EXERCISE DESCRIPTION | Copy every entry word for word, but skip the pictures.

DATA PROVIDED |

-.-.-

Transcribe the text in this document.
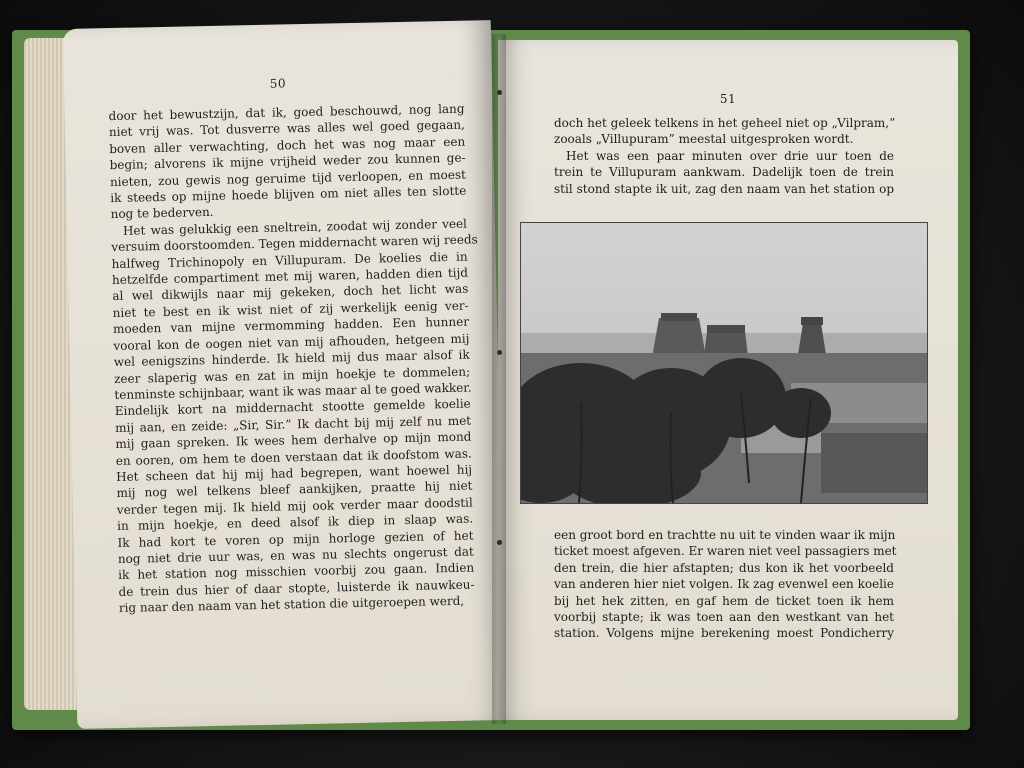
50
door het bewustzijn, dat ik, goed beschouwd, nog lang
niet vrij was. Tot dusverre was alles wel goed gegaan,
boven aller verwachting, doch het was nog maar een
begin; alvorens ik mijne vrijheid weder zou kunnen ge-
nieten, zou gewis nog geruime tijd verloopen, en moest
ik steeds op mijne hoede blijven om niet alles ten slotte
nog te bederven.
Het was gelukkig een sneltrein, zoodat wij zonder veel
versuim doorstoomden. Tegen middernacht waren wij reeds
halfweg Trichinopoly en Villupuram. De koelies die in
hetzelfde compartiment met mij waren, hadden dien tijd
al wel dikwijls naar mij gekeken, doch het licht was
niet te best en ik wist niet of zij werkelijk eenig ver-
moeden van mijne vermomming hadden. Een hunner
vooral kon de oogen niet van mij afhouden, hetgeen mij
wel eenigszins hinderde. Ik hield mij dus maar alsof ik
zeer slaperig was en zat in mijn hoekje te dommelen;
tenminste schijnbaar, want ik was maar al te goed wakker.
Eindelijk kort na middernacht stootte gemelde koelie
mij aan, en zeide: „Sir, Sir.” Ik dacht bij mij zelf nu met
mij gaan spreken. Ik wees hem derhalve op mijn mond
en ooren, om hem te doen verstaan dat ik doofstom was.
Het scheen dat hij mij had begrepen, want hoewel hij
mij nog wel telkens bleef aankijken, praatte hij niet
verder tegen mij. Ik hield mij ook verder maar doodstil
in mijn hoekje, en deed alsof ik diep in slaap was.
Ik had kort te voren op mijn horloge gezien of het
nog niet drie uur was, en was nu slechts ongerust dat
ik het station nog misschien voorbij zou gaan. Indien
de trein dus hier of daar stopte, luisterde ik nauwkeu-
rig naar den naam van het station die uitgeroepen werd,
51
doch het geleek telkens in het geheel niet op „Vilpram,”
zooals „Villupuram” meestal uitgesproken wordt.
Het was een paar minuten over drie uur toen de
trein te Villupuram aankwam. Dadelijk toen de trein
stil stond stapte ik uit, zag den naam van het station op
een groot bord en trachtte nu uit te vinden waar ik mijn
ticket moest afgeven. Er waren niet veel passagiers met
den trein, die hier afstapten; dus kon ik het voorbeeld
van anderen hier niet volgen. Ik zag evenwel een koelie
bij het hek zitten, en gaf hem de ticket toen ik hem
voorbij stapte; ik was toen aan den westkant van het
station. Volgens mijne berekening moest Pondicherry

-.-.-

OUTPUT FOR THIS EXERCISE |
Transcribe the text in this document.
50
door het bewustzijn, dat ik, goed beschouwd, nog lang
niet vrij was. Tot dusverre was alles wel goed gegaan,
boven aller verwachting, doch het was nog maar een
begin; alvorens ik mijne vrijheid weder zou kunnen ge-
nieten, zou gewis nog geruime tijd verloopen, en moest
ik steeds op mijne hoede blijven om niet alles ten slotte
nog te bederven.
Het was gelukkig een sneltrein, zoodat wij zonder veel
versuim doorstoomden. Tegen middernacht waren wij reeds
halfweg Trichinopoly en Villupuram. De koelies die in
hetzelfde compartiment met mij waren, hadden dien tijd
al wel dikwijls naar mij gekeken, doch het licht was
niet te best en ik wist niet of zij werkelijk eenig ver-
moeden van mijne vermomming hadden. Een hunner
vooral kon de oogen niet van mij afhouden, hetgeen mij
wel eenigszins hinderde. Ik hield mij dus maar alsof ik
zeer slaperig was en zat in mijn hoekje te dommelen;
tenminste schijnbaar, want ik was maar al te goed wakker.
Eindelijk kort na middernacht stootte gemelde koelie
mij aan, en zeide: „Sir, Sir.” Ik dacht bij mij zelf nu met
mij gaan spreken. Ik wees hem derhalve op mijn mond
en ooren, om hem te doen verstaan dat ik doofstom was.
Het scheen dat hij mij had begrepen, want hoewel hij
mij nog wel telkens bleef aankijken, praatte hij niet
verder tegen mij. Ik hield mij ook verder maar doodstil
in mijn hoekje, en deed alsof ik diep in slaap was.
Ik had kort te voren op mijn horloge gezien of het
nog niet drie uur was, en was nu slechts ongerust dat
ik het station nog misschien voorbij zou gaan. Indien
de trein dus hier of daar stopte, luisterde ik nauwkeu-
rig naar den naam van het station die uitgeroepen werd,
51
doch het geleek telkens in het geheel niet op „Vilpram,”
zooals „Villupuram” meestal uitgesproken wordt.
Het was een paar minuten over drie uur toen de
trein te Villupuram aankwam. Dadelijk toen de trein
stil stond stapte ik uit, zag den naam van het station op
een groot bord en trachtte nu uit te vinden waar ik mijn
ticket moest afgeven. Er waren niet veel passagiers met
den trein, die hier afstapten; dus kon ik het voorbeeld
van anderen hier niet volgen. Ik zag evenwel een koelie
bij het hek zitten, en gaf hem de ticket toen ik hem
voorbij stapte; ik was toen aan den westkant van het
station. Volgens mijne berekening moest Pondicherry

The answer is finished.